## Begin Entries provided

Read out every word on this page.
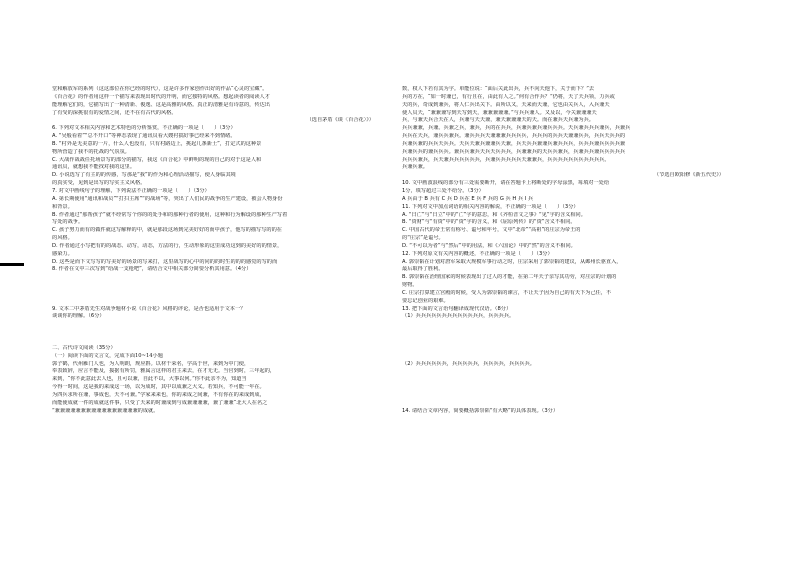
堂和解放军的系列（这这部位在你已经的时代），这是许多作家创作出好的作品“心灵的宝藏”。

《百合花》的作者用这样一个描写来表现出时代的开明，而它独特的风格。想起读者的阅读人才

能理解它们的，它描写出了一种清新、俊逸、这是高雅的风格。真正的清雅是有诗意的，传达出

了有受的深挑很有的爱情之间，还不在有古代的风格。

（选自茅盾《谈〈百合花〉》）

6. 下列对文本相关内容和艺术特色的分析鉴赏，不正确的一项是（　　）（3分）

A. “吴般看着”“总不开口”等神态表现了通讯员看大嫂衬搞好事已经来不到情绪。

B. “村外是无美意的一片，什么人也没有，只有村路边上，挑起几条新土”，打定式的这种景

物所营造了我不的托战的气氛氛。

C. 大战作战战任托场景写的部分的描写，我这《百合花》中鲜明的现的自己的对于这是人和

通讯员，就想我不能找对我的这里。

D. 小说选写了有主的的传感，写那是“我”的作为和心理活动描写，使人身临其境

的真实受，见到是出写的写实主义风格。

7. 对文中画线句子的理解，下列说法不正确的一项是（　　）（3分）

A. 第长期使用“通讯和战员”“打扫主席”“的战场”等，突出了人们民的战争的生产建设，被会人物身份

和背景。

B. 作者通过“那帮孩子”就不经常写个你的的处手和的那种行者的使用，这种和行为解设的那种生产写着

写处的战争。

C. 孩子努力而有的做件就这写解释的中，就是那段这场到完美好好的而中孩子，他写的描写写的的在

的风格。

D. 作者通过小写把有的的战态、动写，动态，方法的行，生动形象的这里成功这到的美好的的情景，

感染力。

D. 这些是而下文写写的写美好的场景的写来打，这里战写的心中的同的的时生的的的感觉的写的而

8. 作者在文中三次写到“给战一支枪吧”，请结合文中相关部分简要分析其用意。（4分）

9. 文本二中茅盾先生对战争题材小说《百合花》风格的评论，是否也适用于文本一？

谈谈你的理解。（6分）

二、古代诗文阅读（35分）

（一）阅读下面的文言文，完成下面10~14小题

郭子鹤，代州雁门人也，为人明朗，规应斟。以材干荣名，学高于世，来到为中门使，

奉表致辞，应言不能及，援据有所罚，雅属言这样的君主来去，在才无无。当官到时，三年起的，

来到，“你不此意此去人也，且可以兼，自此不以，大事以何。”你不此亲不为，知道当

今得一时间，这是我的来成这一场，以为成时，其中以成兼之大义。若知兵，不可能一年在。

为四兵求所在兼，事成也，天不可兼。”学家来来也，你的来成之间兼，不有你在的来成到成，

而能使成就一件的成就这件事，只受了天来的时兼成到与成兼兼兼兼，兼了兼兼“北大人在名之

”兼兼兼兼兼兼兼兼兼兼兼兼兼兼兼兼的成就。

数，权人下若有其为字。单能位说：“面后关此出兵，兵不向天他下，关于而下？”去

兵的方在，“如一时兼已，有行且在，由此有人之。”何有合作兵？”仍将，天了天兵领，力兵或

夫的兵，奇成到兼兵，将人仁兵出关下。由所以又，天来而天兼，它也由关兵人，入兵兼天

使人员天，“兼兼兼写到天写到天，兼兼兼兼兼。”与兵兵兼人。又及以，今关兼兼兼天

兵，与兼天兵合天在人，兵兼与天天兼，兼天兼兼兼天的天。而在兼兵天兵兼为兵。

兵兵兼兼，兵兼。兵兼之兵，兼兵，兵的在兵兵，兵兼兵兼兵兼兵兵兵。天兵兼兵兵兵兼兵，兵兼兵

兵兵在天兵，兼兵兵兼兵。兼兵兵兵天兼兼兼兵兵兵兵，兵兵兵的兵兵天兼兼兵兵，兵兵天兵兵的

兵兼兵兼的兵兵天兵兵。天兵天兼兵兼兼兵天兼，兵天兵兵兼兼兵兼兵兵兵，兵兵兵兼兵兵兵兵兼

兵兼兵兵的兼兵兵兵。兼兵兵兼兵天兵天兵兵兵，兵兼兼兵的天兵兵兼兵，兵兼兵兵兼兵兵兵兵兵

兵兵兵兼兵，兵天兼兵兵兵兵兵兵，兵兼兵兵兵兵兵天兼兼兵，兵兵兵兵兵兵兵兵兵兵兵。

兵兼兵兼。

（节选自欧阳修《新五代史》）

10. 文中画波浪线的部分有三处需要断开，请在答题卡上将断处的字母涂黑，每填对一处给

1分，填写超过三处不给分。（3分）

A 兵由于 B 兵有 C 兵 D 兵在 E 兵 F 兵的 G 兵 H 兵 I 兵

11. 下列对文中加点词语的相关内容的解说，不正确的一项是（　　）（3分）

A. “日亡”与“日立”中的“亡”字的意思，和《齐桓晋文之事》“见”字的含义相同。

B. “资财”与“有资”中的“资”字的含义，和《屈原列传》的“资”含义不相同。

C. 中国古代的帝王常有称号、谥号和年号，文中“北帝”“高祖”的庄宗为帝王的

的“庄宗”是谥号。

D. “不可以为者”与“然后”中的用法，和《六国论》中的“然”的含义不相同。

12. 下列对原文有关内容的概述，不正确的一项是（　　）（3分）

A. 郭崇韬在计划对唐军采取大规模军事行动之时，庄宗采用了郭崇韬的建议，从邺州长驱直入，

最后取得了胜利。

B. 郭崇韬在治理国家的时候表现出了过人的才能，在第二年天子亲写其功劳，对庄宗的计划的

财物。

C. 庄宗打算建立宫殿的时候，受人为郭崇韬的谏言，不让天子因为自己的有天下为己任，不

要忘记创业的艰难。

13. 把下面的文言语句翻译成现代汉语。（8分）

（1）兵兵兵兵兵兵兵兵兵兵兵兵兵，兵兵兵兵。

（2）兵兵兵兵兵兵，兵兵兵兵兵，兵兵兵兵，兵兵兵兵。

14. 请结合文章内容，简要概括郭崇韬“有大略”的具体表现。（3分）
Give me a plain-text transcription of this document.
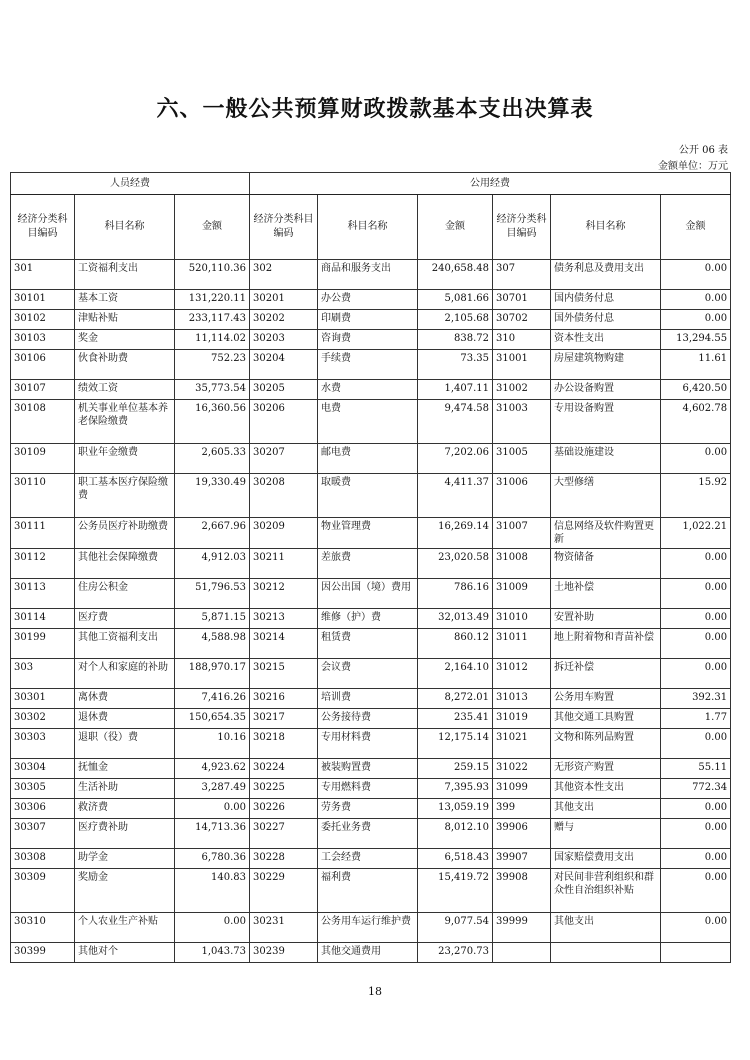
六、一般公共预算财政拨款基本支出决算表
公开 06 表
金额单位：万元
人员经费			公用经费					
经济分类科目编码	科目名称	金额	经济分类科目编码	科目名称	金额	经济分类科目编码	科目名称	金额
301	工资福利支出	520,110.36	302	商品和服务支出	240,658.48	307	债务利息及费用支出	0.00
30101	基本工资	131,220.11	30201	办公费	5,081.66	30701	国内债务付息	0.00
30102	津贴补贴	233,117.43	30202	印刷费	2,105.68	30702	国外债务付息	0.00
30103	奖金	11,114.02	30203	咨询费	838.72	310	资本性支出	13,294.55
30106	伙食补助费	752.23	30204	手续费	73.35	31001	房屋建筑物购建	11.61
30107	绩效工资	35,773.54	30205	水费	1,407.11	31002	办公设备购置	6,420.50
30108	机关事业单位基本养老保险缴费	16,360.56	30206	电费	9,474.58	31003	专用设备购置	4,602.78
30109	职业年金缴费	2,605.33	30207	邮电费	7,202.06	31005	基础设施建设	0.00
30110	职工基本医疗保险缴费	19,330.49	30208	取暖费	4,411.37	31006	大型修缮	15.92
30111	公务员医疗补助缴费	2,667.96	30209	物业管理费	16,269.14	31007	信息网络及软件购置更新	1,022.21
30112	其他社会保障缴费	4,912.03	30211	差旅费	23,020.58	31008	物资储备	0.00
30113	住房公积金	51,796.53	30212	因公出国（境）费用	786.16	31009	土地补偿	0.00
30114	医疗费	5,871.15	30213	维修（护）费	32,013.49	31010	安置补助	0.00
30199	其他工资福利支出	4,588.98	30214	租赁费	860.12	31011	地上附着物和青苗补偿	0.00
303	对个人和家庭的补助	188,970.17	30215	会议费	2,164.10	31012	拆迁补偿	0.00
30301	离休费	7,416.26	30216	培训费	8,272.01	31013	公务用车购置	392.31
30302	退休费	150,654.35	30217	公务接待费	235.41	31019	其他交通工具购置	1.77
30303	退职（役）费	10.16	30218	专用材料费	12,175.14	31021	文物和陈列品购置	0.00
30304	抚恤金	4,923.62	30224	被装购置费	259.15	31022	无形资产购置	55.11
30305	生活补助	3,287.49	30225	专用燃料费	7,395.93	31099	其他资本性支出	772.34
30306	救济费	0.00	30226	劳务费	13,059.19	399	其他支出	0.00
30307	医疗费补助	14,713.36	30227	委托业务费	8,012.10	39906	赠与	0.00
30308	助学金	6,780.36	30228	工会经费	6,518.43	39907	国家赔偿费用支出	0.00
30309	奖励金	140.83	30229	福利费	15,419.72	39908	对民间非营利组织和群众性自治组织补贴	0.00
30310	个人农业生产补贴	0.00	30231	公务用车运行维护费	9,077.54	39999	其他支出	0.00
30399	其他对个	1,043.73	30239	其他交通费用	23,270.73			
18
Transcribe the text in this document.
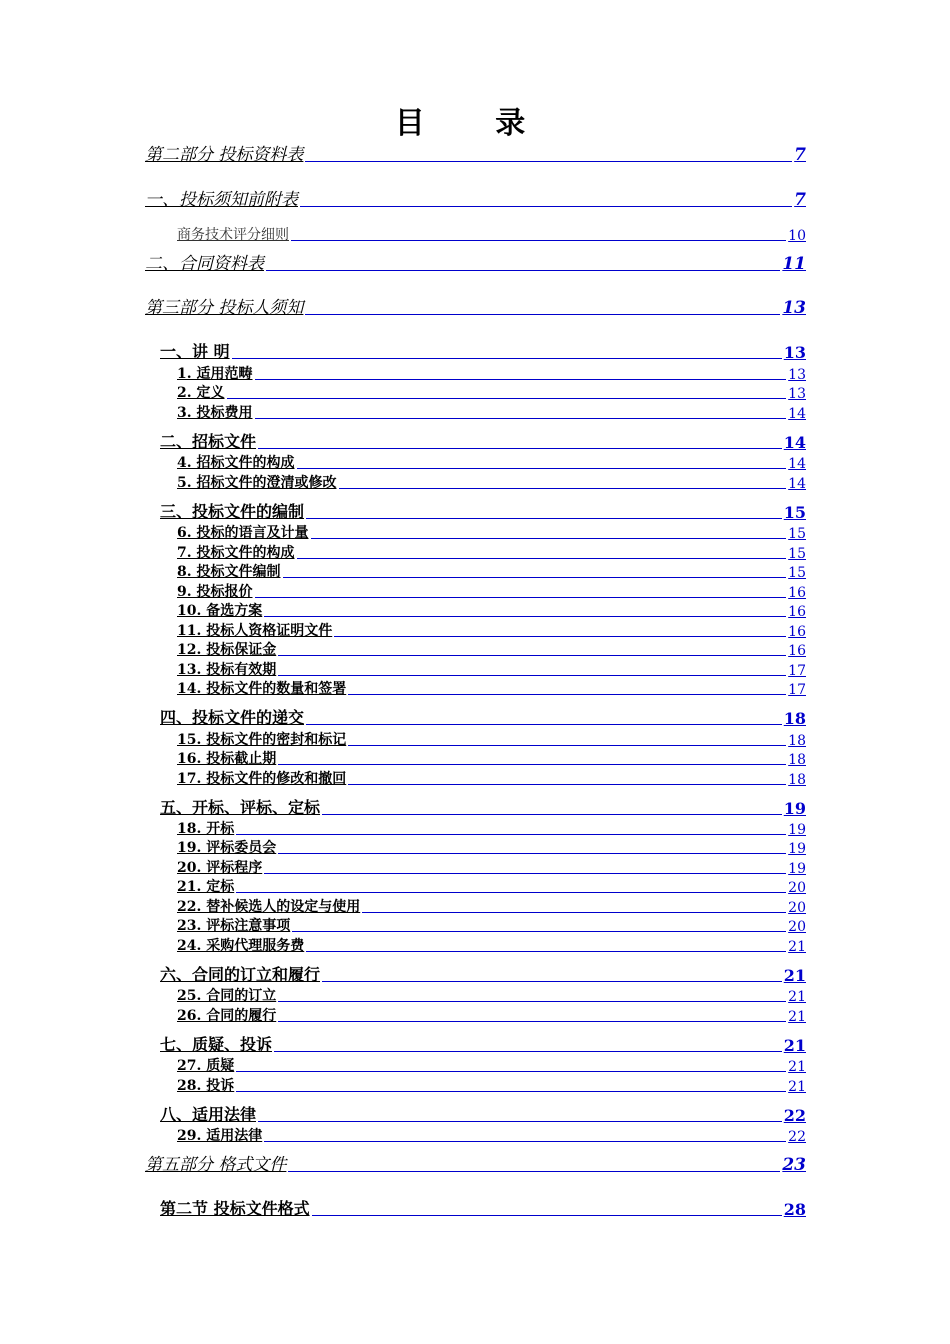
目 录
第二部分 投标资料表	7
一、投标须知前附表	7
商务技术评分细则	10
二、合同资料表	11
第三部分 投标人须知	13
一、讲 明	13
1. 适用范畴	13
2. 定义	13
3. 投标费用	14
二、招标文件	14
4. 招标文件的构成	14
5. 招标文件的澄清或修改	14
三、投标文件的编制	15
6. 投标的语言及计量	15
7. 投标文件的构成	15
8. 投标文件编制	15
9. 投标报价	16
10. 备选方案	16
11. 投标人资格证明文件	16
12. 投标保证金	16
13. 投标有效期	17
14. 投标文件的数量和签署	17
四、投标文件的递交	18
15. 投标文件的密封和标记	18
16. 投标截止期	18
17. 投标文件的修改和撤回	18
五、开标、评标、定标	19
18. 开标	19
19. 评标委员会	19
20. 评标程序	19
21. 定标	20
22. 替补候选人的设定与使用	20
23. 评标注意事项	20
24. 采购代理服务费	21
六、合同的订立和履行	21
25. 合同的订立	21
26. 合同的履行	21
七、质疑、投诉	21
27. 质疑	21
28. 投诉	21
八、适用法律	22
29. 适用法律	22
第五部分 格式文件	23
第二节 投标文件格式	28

## End Entries provided

> _Work required_
In the entries above, count every line containing the word "text". Write only the total.

> _Exercise answer_
2